** start INPUT ROWS **

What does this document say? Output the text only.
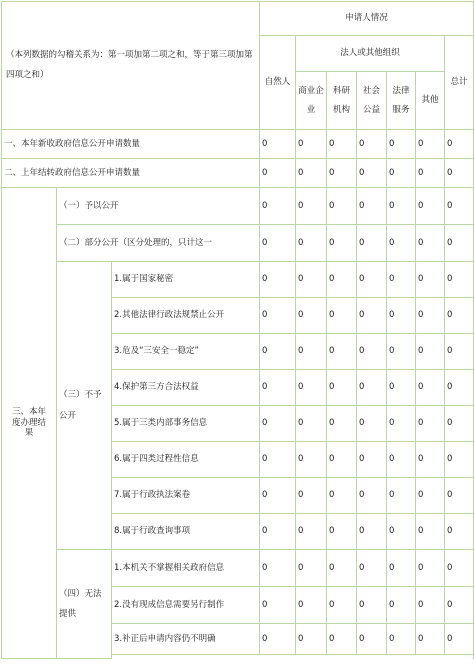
（本列数据的勾稽关系为：第一项加第二项之和，等于第三项加第四项之和）			申请人情况						
			自然人	法人或其他组织					总计
				商业企业	科研机构	社会公益	法律服务	其他	
一、本年新收政府信息公开申请数量			0	0	0	0	0	0	0
二、上年结转政府信息公开申请数量			0	0	0	0	0	0	0
三、本年度办理结果	（一）予以公开		0	0	0	0	0	0	0
	（二）部分公开（区分处理的，只计这一		0	0	0	0	0	0	0
	（三）不予公开	1.属于国家秘密	0	0	0	0	0	0	0
		2.其他法律行政法规禁止公开	0	0	0	0	0	0	0
		3.危及“三安全一稳定”	0	0	0	0	0	0	0
		4.保护第三方合法权益	0	0	0	0	0	0	0
		5.属于三类内部事务信息	0	0	0	0	0	0	0
		6.属于四类过程性信息	0	0	0	0	0	0	0
		7.属于行政执法案卷	0	0	0	0	0	0	0
		8.属于行政查询事项	0	0	0	0	0	0	0
	（四）无法提供	1.本机关不掌握相关政府信息	0	0	0	0	0	0	0
		2.没有现成信息需要另行制作	0	0	0	0	0	0	0
		3.补正后申请内容仍不明确	0	0	0	0	0	0	0
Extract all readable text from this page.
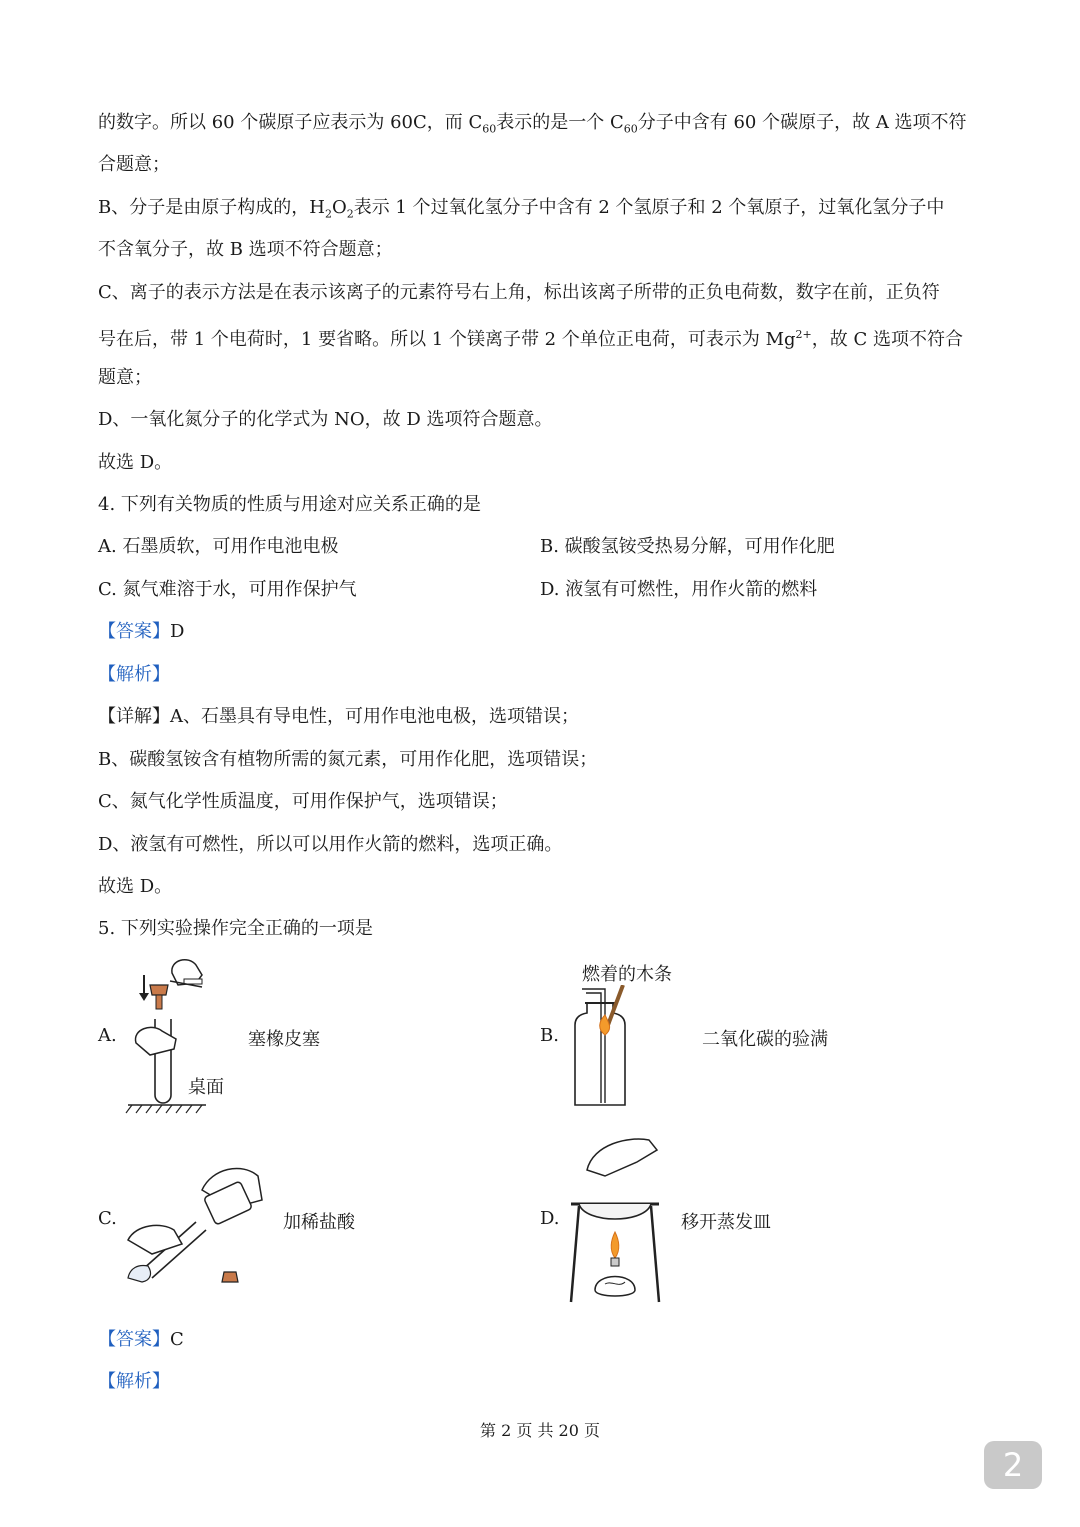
的数字。所以 60 个碳原子应表示为 60C，而 $C_{60}$表示的是一个 $C_{60}$分子中含有 60 个碳原子，故 A 选项不符
合题意；
B、分子是由原子构成的，$H_2O_2$表示 1 个过氧化氢分子中含有 2 个氢原子和 2 个氧原子，过氧化氢分子中
不含氧分子，故 B 选项不符合题意；
C、离子的表示方法是在表示该离子的元素符号右上角，标出该离子所带的正负电荷数，数字在前，正负符
号在后，带 1 个电荷时，1 要省略。所以 1 个镁离子带 2 个单位正电荷，可表示为 $Mg^{2+}$，故 C 选项不符合
题意；
D、一氧化氮分子的化学式为 NO，故 D 选项符合题意。
故选 D。
4. 下列有关物质的性质与用途对应关系正确的是
A. 石墨质软，可用作电池电极	B. 碳酸氢铵受热易分解，可用作化肥
C. 氮气难溶于水，可用作保护气	D. 液氢有可燃性，用作火箭的燃料
【答案】D
【解析】
【详解】A、石墨具有导电性，可用作电池电极，选项错误；
B、碳酸氢铵含有植物所需的氮元素，可用作化肥，选项错误；
C、氮气化学性质温度，可用作保护气，选项错误；
D、液氢有可燃性，所以可以用作火箭的燃料，选项正确。
故选 D。
5. 下列实验操作完全正确的一项是
A.
桌面
塞橡皮塞	B.
燃着的木条
二氧化碳的验满
C.	加稀盐酸	D.	移开蒸发皿
【答案】C
【解析】
第 2 页 共 20 页
2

** end INPUT ROWS **

WHAT YOU WILL DO => Find each line in the records holding the string "this" and show it.

THE RESPONSE =>
What does this document say? Output the text only.
Extract all readable text from this page.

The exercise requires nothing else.